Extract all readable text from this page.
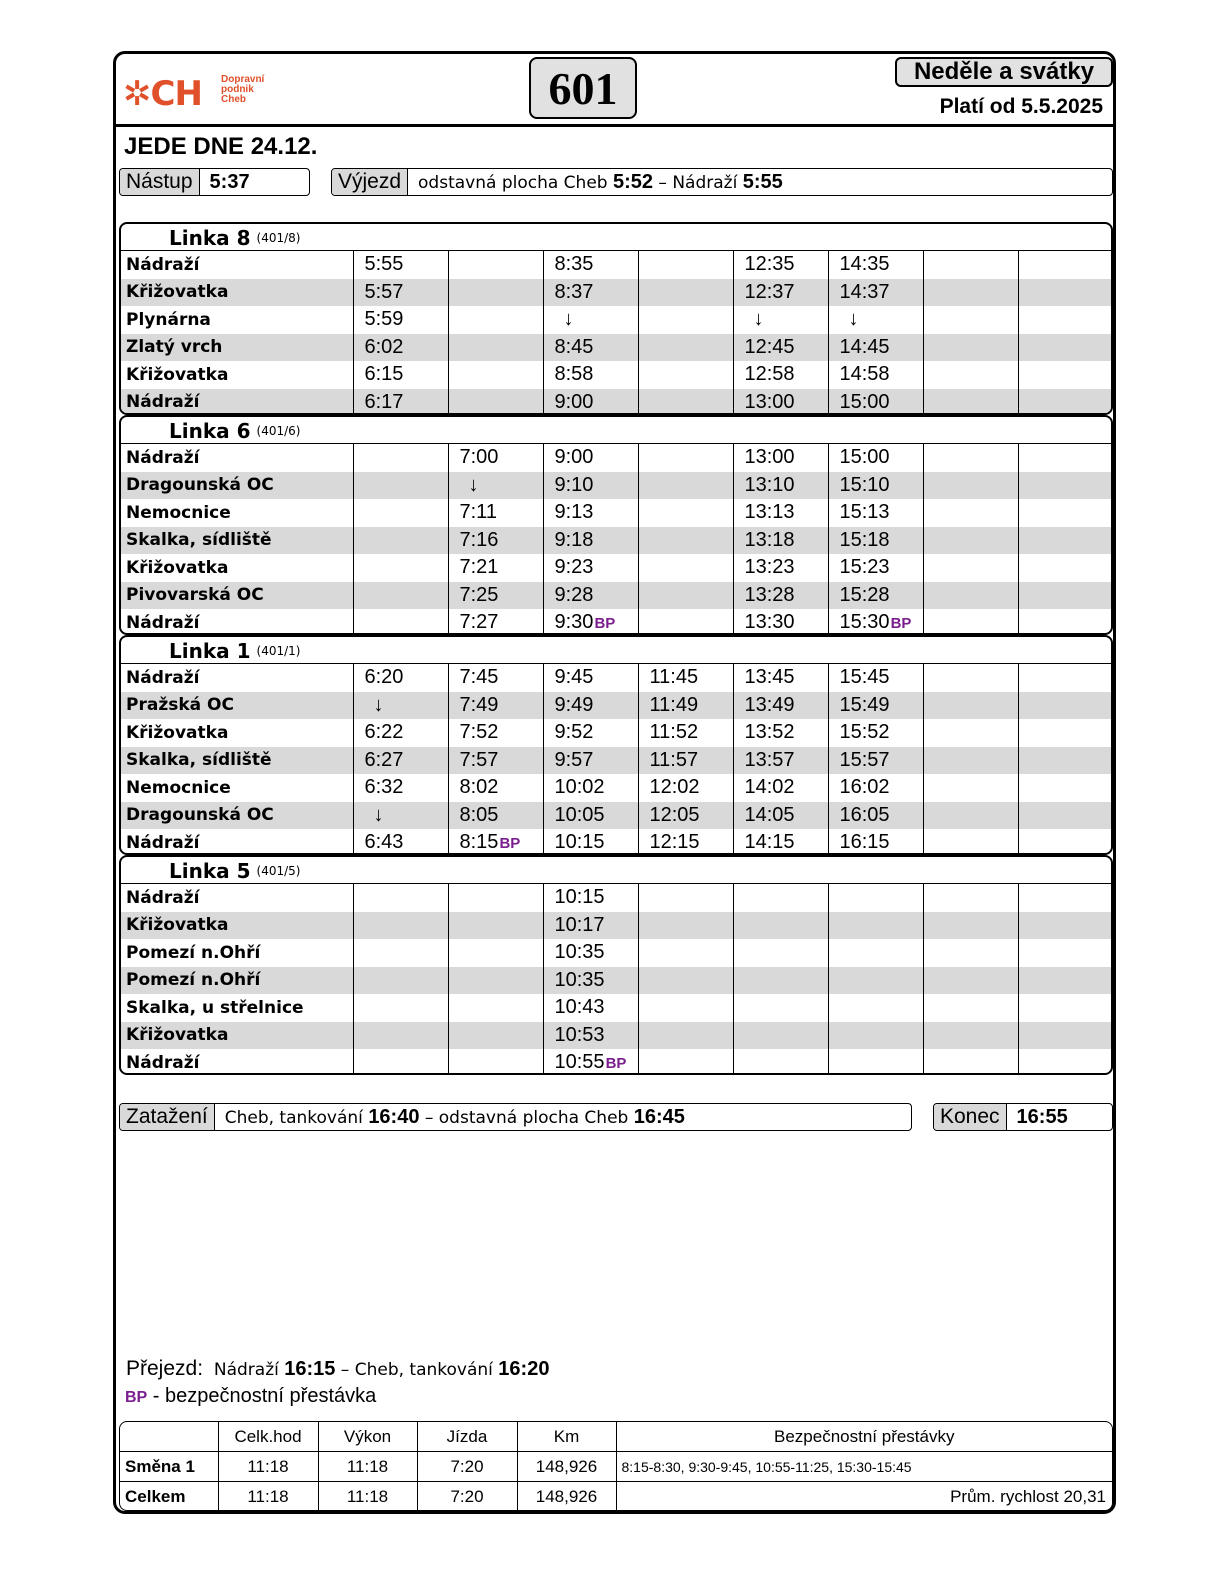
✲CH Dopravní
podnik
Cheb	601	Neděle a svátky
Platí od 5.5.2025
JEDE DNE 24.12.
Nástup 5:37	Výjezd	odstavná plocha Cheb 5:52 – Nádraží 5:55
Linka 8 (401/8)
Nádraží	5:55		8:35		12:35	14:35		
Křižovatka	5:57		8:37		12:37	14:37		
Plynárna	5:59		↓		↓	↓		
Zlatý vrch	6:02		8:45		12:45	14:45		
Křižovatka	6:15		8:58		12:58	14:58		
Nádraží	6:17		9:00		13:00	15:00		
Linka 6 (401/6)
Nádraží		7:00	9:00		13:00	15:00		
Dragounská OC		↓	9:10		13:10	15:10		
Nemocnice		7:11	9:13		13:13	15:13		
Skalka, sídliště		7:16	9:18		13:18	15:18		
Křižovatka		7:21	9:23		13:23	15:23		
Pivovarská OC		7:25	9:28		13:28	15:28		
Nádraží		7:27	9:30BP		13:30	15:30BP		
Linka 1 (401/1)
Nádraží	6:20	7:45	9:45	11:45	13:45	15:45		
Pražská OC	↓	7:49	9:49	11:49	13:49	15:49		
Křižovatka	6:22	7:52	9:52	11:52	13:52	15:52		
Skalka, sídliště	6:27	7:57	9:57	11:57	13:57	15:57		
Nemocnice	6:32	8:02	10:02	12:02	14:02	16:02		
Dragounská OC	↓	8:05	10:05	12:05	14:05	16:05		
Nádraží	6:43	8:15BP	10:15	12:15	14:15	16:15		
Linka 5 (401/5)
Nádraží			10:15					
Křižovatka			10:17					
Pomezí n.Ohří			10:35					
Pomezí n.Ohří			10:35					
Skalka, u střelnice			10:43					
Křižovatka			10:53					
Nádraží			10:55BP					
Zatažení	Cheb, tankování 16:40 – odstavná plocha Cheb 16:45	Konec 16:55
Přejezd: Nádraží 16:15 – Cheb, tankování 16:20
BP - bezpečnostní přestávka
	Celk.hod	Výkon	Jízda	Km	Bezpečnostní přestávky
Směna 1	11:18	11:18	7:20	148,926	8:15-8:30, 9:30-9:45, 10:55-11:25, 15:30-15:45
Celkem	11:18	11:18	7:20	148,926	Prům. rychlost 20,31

What you should do
Copy out all the records exactly, excluding pictures.

Solution to this problem
Extract all readable text from this page.
✲CH Dopravní
podnik
Cheb	601	Neděle a svátky
Platí od 5.5.2025
JEDE DNE 24.12.
Nástup 5:37	Výjezd	odstavná plocha Cheb 5:52 – Nádraží 5:55
Linka 8 (401/8)
Nádraží	5:55		8:35		12:35	14:35		
Křižovatka	5:57		8:37		12:37	14:37		
Plynárna	5:59		↓		↓	↓		
Zlatý vrch	6:02		8:45		12:45	14:45		
Křižovatka	6:15		8:58		12:58	14:58		
Nádraží	6:17		9:00		13:00	15:00		
Linka 6 (401/6)
Nádraží		7:00	9:00		13:00	15:00		
Dragounská OC		↓	9:10		13:10	15:10		
Nemocnice		7:11	9:13		13:13	15:13		
Skalka, sídliště		7:16	9:18		13:18	15:18		
Křižovatka		7:21	9:23		13:23	15:23		
Pivovarská OC		7:25	9:28		13:28	15:28		
Nádraží		7:27	9:30BP		13:30	15:30BP		
Linka 1 (401/1)
Nádraží	6:20	7:45	9:45	11:45	13:45	15:45		
Pražská OC	↓	7:49	9:49	11:49	13:49	15:49		
Křižovatka	6:22	7:52	9:52	11:52	13:52	15:52		
Skalka, sídliště	6:27	7:57	9:57	11:57	13:57	15:57		
Nemocnice	6:32	8:02	10:02	12:02	14:02	16:02		
Dragounská OC	↓	8:05	10:05	12:05	14:05	16:05		
Nádraží	6:43	8:15BP	10:15	12:15	14:15	16:15		
Linka 5 (401/5)
Nádraží			10:15					
Křižovatka			10:17					
Pomezí n.Ohří			10:35					
Pomezí n.Ohří			10:35					
Skalka, u střelnice			10:43					
Křižovatka			10:53					
Nádraží			10:55BP					
Zatažení	Cheb, tankování 16:40 – odstavná plocha Cheb 16:45	Konec 16:55
Přejezd: Nádraží 16:15 – Cheb, tankování 16:20
BP - bezpečnostní přestávka
	Celk.hod	Výkon	Jízda	Km	Bezpečnostní přestávky
Směna 1	11:18	11:18	7:20	148,926	8:15-8:30, 9:30-9:45, 10:55-11:25, 15:30-15:45
Celkem	11:18	11:18	7:20	148,926	Prům. rychlost 20,31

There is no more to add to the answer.